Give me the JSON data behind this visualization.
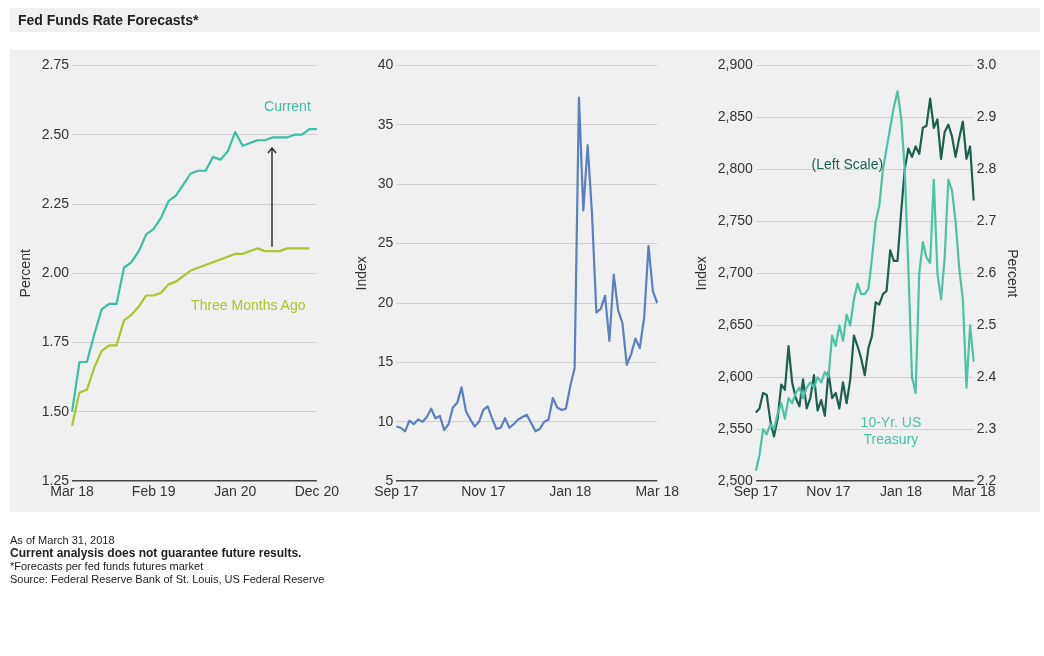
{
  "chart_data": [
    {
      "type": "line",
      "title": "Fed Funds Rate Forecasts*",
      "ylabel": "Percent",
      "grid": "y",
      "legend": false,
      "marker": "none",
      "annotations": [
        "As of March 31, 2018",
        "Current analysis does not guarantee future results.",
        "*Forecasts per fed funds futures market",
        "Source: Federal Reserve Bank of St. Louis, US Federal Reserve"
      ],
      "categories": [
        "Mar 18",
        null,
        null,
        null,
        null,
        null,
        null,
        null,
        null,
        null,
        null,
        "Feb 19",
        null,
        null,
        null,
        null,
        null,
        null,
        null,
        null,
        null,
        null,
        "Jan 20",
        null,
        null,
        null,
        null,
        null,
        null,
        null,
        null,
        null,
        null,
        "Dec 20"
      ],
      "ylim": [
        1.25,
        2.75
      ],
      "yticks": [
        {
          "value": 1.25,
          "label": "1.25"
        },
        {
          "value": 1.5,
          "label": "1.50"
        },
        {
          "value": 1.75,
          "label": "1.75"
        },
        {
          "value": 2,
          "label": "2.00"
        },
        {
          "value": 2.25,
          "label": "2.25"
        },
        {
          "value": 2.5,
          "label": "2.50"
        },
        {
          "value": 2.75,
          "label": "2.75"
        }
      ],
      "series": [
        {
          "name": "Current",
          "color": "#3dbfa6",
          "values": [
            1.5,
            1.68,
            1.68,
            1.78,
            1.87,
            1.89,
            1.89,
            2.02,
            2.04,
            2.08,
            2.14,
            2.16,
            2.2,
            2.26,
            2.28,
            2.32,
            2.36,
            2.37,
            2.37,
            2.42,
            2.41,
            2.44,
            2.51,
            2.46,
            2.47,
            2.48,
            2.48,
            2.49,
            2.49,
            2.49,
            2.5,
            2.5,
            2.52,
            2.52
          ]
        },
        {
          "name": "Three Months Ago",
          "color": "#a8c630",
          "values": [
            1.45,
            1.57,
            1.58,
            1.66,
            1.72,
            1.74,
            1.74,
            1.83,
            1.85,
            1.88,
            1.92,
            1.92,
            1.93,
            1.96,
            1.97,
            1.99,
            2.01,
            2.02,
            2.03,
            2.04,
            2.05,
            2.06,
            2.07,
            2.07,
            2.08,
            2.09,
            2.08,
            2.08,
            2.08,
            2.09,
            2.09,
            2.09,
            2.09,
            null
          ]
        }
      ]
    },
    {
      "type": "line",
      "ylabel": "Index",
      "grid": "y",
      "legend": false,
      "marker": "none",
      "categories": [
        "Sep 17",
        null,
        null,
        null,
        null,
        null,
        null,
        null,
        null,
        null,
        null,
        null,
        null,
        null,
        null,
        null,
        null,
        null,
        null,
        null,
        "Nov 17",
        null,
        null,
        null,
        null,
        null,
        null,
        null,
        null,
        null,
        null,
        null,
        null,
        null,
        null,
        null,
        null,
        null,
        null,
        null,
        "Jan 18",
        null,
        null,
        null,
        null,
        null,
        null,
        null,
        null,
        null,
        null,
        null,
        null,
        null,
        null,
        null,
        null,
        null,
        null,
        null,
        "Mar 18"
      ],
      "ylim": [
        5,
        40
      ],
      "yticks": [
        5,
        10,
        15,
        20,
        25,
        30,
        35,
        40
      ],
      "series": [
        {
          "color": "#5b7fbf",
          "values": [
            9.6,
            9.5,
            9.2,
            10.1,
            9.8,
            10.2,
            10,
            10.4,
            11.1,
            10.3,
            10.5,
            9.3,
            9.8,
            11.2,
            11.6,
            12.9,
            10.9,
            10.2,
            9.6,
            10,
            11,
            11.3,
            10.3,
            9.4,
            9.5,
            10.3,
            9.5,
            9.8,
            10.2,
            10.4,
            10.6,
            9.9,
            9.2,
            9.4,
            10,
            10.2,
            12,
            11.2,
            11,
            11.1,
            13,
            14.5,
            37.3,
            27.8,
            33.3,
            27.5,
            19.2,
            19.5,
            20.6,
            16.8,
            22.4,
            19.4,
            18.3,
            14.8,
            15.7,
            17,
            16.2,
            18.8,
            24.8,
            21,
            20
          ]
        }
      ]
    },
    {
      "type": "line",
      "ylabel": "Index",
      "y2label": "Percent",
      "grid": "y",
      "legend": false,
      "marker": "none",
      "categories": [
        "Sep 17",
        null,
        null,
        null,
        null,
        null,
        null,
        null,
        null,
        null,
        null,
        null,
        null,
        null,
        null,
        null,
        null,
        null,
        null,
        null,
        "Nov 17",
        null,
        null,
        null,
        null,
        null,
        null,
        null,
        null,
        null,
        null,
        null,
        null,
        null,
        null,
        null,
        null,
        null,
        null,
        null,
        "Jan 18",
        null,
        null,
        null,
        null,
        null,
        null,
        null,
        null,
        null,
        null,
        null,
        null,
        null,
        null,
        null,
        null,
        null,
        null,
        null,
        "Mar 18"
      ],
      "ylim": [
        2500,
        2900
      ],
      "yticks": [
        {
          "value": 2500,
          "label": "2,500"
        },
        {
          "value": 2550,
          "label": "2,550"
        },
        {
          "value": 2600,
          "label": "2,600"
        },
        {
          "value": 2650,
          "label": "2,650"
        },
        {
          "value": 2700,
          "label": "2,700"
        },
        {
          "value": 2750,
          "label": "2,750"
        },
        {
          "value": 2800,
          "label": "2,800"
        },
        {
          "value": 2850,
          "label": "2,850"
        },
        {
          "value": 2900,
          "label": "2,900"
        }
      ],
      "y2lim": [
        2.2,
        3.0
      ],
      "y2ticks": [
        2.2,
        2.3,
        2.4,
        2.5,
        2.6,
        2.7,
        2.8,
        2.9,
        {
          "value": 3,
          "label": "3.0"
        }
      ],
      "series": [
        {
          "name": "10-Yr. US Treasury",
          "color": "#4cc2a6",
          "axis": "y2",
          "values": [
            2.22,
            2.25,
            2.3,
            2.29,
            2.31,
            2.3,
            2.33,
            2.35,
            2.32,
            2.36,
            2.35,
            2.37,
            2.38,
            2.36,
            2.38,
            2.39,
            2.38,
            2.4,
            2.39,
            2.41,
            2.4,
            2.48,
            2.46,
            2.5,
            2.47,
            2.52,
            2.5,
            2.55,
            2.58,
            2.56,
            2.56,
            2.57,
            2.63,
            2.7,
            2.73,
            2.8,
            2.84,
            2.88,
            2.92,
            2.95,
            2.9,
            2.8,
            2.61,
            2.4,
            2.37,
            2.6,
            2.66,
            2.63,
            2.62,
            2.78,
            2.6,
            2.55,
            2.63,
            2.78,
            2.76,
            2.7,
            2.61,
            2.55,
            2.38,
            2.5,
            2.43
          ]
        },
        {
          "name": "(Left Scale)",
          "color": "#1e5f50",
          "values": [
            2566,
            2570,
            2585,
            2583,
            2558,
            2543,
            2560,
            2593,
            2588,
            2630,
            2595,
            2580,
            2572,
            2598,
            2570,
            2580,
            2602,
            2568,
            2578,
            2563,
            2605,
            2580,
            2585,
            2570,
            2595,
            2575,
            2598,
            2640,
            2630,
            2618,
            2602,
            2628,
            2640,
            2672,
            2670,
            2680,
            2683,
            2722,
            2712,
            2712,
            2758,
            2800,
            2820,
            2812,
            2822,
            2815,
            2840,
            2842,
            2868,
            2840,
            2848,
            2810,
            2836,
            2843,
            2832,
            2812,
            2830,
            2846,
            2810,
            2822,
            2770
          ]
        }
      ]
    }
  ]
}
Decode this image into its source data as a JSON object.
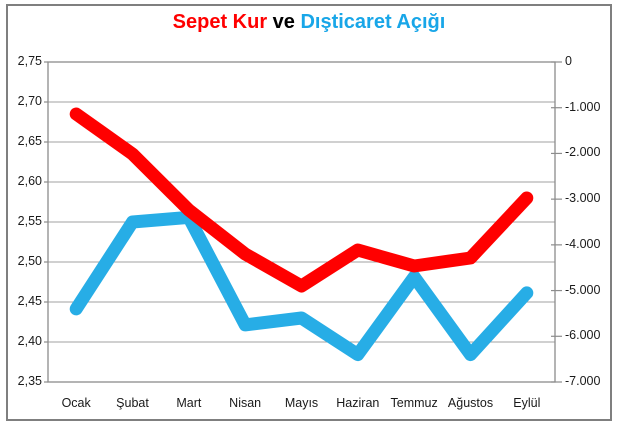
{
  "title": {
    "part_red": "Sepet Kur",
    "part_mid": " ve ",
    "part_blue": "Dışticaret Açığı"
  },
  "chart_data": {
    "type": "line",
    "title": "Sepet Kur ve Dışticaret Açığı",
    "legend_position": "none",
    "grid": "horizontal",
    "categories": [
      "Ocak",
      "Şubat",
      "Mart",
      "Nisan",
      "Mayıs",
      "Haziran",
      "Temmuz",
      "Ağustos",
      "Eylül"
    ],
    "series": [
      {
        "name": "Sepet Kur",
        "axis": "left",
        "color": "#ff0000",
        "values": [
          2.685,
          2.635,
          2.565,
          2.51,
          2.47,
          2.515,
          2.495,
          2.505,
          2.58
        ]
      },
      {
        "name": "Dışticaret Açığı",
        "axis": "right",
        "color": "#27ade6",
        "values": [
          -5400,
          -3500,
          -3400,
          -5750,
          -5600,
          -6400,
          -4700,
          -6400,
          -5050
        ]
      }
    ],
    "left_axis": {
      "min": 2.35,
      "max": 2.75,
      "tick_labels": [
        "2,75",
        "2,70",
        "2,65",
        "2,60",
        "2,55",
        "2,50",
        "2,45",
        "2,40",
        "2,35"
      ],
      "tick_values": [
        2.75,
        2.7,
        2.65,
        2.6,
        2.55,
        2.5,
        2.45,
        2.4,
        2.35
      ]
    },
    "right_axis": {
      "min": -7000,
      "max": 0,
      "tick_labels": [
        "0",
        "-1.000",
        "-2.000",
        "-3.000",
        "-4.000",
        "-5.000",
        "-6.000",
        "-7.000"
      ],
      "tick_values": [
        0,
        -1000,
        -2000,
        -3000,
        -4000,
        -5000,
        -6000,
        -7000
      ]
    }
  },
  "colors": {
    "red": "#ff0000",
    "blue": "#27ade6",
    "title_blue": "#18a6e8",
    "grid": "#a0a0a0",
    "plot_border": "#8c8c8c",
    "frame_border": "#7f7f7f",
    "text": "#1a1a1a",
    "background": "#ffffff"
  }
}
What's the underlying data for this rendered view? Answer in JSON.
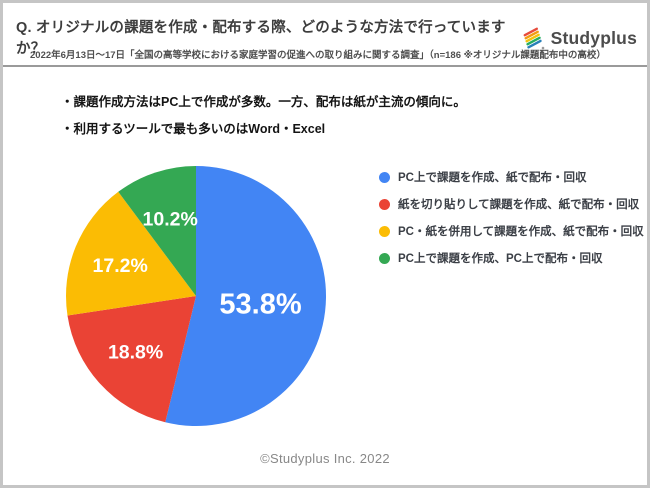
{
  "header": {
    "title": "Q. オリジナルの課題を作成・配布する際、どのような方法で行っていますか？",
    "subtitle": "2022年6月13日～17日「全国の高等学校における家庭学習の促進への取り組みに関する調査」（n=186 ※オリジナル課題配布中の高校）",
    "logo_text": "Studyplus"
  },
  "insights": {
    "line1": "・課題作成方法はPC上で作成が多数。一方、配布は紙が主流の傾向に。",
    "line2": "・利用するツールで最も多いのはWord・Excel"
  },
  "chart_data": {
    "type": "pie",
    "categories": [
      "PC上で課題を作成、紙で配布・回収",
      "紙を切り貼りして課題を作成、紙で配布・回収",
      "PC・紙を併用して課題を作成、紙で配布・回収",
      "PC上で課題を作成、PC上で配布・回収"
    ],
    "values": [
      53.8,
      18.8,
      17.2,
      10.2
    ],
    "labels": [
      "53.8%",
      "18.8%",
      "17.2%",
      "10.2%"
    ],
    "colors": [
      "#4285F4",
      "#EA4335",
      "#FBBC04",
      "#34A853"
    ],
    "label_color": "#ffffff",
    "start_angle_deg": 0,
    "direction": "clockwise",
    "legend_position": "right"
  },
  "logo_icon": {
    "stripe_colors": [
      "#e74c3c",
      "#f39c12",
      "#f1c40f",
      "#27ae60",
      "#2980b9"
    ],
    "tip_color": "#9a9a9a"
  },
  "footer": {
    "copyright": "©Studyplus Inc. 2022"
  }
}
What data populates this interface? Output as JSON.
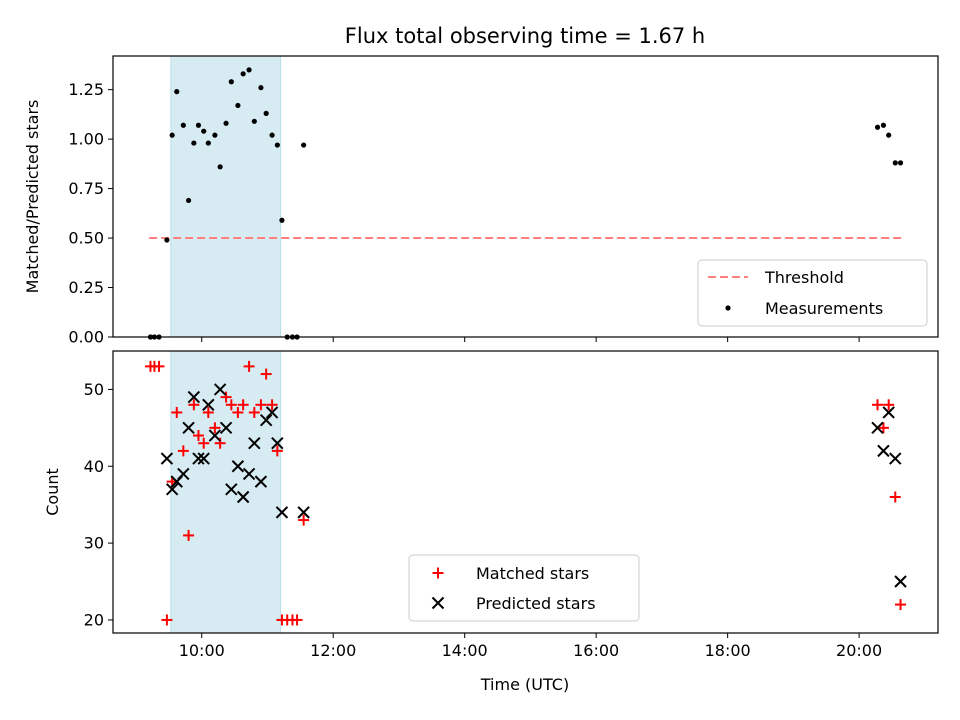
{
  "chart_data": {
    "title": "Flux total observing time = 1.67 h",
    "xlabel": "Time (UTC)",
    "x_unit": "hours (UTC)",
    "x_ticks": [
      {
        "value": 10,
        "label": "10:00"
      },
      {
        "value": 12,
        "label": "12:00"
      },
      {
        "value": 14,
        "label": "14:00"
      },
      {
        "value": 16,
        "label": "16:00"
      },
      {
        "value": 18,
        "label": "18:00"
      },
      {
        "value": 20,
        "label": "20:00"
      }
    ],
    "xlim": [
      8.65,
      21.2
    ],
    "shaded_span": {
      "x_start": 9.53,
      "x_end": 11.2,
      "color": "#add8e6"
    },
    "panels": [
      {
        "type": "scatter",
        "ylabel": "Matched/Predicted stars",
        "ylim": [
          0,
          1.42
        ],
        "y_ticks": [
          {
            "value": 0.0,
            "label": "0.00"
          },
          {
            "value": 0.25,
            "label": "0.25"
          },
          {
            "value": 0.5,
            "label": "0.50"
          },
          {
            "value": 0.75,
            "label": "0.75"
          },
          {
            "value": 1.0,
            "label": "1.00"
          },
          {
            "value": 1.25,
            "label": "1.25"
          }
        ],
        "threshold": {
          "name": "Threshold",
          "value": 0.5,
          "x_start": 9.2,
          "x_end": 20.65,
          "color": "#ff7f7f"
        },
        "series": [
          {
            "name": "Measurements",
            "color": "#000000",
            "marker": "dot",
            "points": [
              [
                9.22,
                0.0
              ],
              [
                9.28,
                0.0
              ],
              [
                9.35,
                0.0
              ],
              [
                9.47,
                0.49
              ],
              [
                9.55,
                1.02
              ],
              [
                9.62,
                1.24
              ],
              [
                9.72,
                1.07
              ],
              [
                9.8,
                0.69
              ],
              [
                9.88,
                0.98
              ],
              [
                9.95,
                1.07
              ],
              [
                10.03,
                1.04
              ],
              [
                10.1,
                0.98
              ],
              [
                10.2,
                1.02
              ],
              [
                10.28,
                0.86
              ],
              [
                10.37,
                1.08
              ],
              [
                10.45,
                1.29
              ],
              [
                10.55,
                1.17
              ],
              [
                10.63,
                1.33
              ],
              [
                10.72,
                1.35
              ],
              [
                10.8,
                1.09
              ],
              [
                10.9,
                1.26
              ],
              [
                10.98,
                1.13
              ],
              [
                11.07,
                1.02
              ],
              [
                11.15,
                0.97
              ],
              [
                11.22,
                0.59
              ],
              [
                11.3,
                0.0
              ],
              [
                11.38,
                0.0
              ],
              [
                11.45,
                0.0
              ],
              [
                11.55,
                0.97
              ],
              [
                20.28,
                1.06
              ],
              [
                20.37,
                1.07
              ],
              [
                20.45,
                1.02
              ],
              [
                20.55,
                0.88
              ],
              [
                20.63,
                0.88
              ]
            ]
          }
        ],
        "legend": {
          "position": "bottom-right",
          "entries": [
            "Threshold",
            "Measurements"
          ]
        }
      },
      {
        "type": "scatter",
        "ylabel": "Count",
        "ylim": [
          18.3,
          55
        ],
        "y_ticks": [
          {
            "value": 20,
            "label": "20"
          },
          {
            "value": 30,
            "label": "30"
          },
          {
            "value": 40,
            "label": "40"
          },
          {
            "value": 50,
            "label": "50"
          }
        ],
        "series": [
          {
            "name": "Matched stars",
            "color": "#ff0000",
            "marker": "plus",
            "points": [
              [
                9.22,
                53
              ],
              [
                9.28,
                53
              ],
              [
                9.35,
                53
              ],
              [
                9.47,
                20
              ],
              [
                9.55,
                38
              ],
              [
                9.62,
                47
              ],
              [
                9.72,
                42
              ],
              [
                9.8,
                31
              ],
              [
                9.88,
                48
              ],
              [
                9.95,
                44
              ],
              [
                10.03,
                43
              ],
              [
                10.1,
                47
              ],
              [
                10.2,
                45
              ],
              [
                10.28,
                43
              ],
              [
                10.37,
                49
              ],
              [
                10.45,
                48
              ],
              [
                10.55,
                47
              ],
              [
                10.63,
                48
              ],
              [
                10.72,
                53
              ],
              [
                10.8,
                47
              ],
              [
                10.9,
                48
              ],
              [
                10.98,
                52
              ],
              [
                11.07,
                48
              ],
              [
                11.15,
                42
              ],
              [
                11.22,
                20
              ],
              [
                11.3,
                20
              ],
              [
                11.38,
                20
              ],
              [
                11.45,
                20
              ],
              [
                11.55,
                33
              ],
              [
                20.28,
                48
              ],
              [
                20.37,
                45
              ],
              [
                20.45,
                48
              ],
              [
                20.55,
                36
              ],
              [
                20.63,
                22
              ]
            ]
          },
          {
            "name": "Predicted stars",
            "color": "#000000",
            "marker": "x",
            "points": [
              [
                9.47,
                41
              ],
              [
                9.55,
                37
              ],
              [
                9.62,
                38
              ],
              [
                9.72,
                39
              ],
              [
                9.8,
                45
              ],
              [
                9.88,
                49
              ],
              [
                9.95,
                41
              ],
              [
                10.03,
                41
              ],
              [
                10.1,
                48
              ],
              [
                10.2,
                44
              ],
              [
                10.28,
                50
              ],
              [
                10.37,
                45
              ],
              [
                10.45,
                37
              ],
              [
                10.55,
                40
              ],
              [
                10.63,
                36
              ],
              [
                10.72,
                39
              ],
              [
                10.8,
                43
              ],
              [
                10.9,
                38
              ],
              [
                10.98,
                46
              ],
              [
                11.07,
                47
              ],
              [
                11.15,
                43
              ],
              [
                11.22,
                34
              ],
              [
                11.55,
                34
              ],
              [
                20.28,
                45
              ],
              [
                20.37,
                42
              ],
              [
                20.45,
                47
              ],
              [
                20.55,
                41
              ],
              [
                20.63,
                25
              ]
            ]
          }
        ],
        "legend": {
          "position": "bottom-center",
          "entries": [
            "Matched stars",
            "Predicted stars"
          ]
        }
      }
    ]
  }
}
◆ ◆ ◆ ◆ ◆
The word "JSON" appears in how many lines of the data? Answer with only the number.

### Full answer
4